For this exercise, repeat all of the material verbatim apart from its images.
* Start *
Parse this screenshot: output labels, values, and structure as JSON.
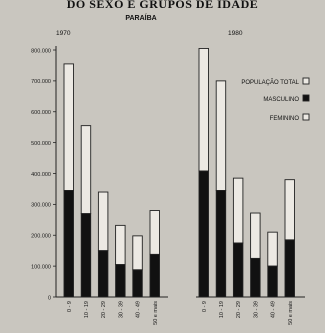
{
  "header": {
    "title": "DO SEXO E GRUPOS DE IDADE"
  },
  "chart_data": {
    "type": "bar",
    "region_title": "PARAÍBA",
    "ylim": [
      0,
      800000
    ],
    "y_ticks": [
      0,
      100000,
      200000,
      300000,
      400000,
      500000,
      600000,
      700000,
      800000
    ],
    "y_tick_labels": [
      "0",
      "100.000",
      "200.000",
      "300.000",
      "400.000",
      "500.000",
      "600.000",
      "700.000",
      "800.000"
    ],
    "categories": [
      "0 - 9",
      "10 - 19",
      "20 - 29",
      "30 - 39",
      "40 - 49",
      "50 e mais"
    ],
    "legend": {
      "placement": "right",
      "items": [
        {
          "label": "POPULAÇÃO TOTAL",
          "swatch": "outline"
        },
        {
          "label": "MASCULINO",
          "swatch": "filled"
        },
        {
          "label": "FEMININO",
          "swatch": "outline"
        }
      ]
    },
    "colors": {
      "masculino": "#111111",
      "feminino": "#ece9e3",
      "stroke": "#222222"
    },
    "panels": [
      {
        "year": "1970",
        "series": [
          {
            "name": "MASCULINO",
            "values": [
              345000,
              270000,
              150000,
              105000,
              88000,
              138000
            ]
          },
          {
            "name": "POPULAÇÃO TOTAL",
            "values": [
              755000,
              555000,
              340000,
              232000,
              198000,
              280000
            ]
          }
        ]
      },
      {
        "year": "1980",
        "series": [
          {
            "name": "MASCULINO",
            "values": [
              408000,
              345000,
              175000,
              125000,
              100000,
              185000
            ]
          },
          {
            "name": "POPULAÇÃO TOTAL",
            "values": [
              805000,
              700000,
              385000,
              272000,
              210000,
              380000
            ]
          }
        ]
      }
    ]
  }
}
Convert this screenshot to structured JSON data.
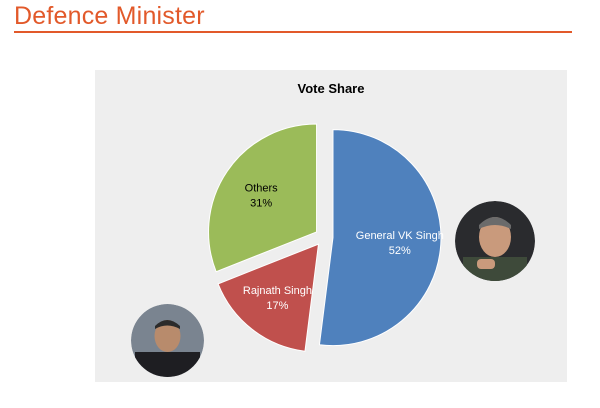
{
  "page": {
    "heading": "Defence Minister"
  },
  "chart_data": {
    "type": "pie",
    "title": "Vote Share",
    "slices": [
      {
        "name": "General VK Singh",
        "value": 52,
        "label": "52%",
        "color": "#4f81bd",
        "exploded": true
      },
      {
        "name": "Rajnath Singh",
        "value": 17,
        "label": "17%",
        "color": "#c0504d",
        "exploded": true
      },
      {
        "name": "Others",
        "value": 31,
        "label": "31%",
        "color": "#9bbb59",
        "exploded": true
      }
    ],
    "start_angle_deg": 0,
    "direction": "clockwise",
    "data_labels": "inside",
    "legend": "none",
    "background": "#eeeeee"
  },
  "portraits": [
    {
      "name": "general-vk-singh-photo",
      "icon": "portrait-icon"
    },
    {
      "name": "rajnath-singh-photo",
      "icon": "portrait-icon"
    }
  ]
}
* End *
# Answer to this exercise:
Parse this screenshot: output labels, values, and structure as JSON.
{
  "header": {
    "title": "DO SEXO E GRUPOS DE IDADE"
  },
  "chart_data": {
    "type": "bar",
    "region_title": "PARAÍBA",
    "ylim": [
      0,
      800000
    ],
    "y_ticks": [
      0,
      100000,
      200000,
      300000,
      400000,
      500000,
      600000,
      700000,
      800000
    ],
    "y_tick_labels": [
      "0",
      "100.000",
      "200.000",
      "300.000",
      "400.000",
      "500.000",
      "600.000",
      "700.000",
      "800.000"
    ],
    "categories": [
      "0 - 9",
      "10 - 19",
      "20 - 29",
      "30 - 39",
      "40 - 49",
      "50 e mais"
    ],
    "legend": {
      "placement": "right",
      "items": [
        {
          "label": "POPULAÇÃO TOTAL",
          "swatch": "outline"
        },
        {
          "label": "MASCULINO",
          "swatch": "filled"
        },
        {
          "label": "FEMININO",
          "swatch": "outline"
        }
      ]
    },
    "colors": {
      "masculino": "#111111",
      "feminino": "#ece9e3",
      "stroke": "#222222"
    },
    "panels": [
      {
        "year": "1970",
        "series": [
          {
            "name": "MASCULINO",
            "values": [
              345000,
              270000,
              150000,
              105000,
              88000,
              138000
            ]
          },
          {
            "name": "POPULAÇÃO TOTAL",
            "values": [
              755000,
              555000,
              340000,
              232000,
              198000,
              280000
            ]
          }
        ]
      },
      {
        "year": "1980",
        "series": [
          {
            "name": "MASCULINO",
            "values": [
              408000,
              345000,
              175000,
              125000,
              100000,
              185000
            ]
          },
          {
            "name": "POPULAÇÃO TOTAL",
            "values": [
              805000,
              700000,
              385000,
              272000,
              210000,
              380000
            ]
          }
        ]
      }
    ]
  }
}
Convert this screenshot to structured JSON data.
{
  "page": {
    "heading": "Defence Minister"
  },
  "chart_data": {
    "type": "pie",
    "title": "Vote Share",
    "slices": [
      {
        "name": "General VK Singh",
        "value": 52,
        "label": "52%",
        "color": "#4f81bd",
        "exploded": true
      },
      {
        "name": "Rajnath Singh",
        "value": 17,
        "label": "17%",
        "color": "#c0504d",
        "exploded": true
      },
      {
        "name": "Others",
        "value": 31,
        "label": "31%",
        "color": "#9bbb59",
        "exploded": true
      }
    ],
    "start_angle_deg": 0,
    "direction": "clockwise",
    "data_labels": "inside",
    "legend": "none",
    "background": "#eeeeee"
  },
  "portraits": [
    {
      "name": "general-vk-singh-photo",
      "icon": "portrait-icon"
    },
    {
      "name": "rajnath-singh-photo",
      "icon": "portrait-icon"
    }
  ]
}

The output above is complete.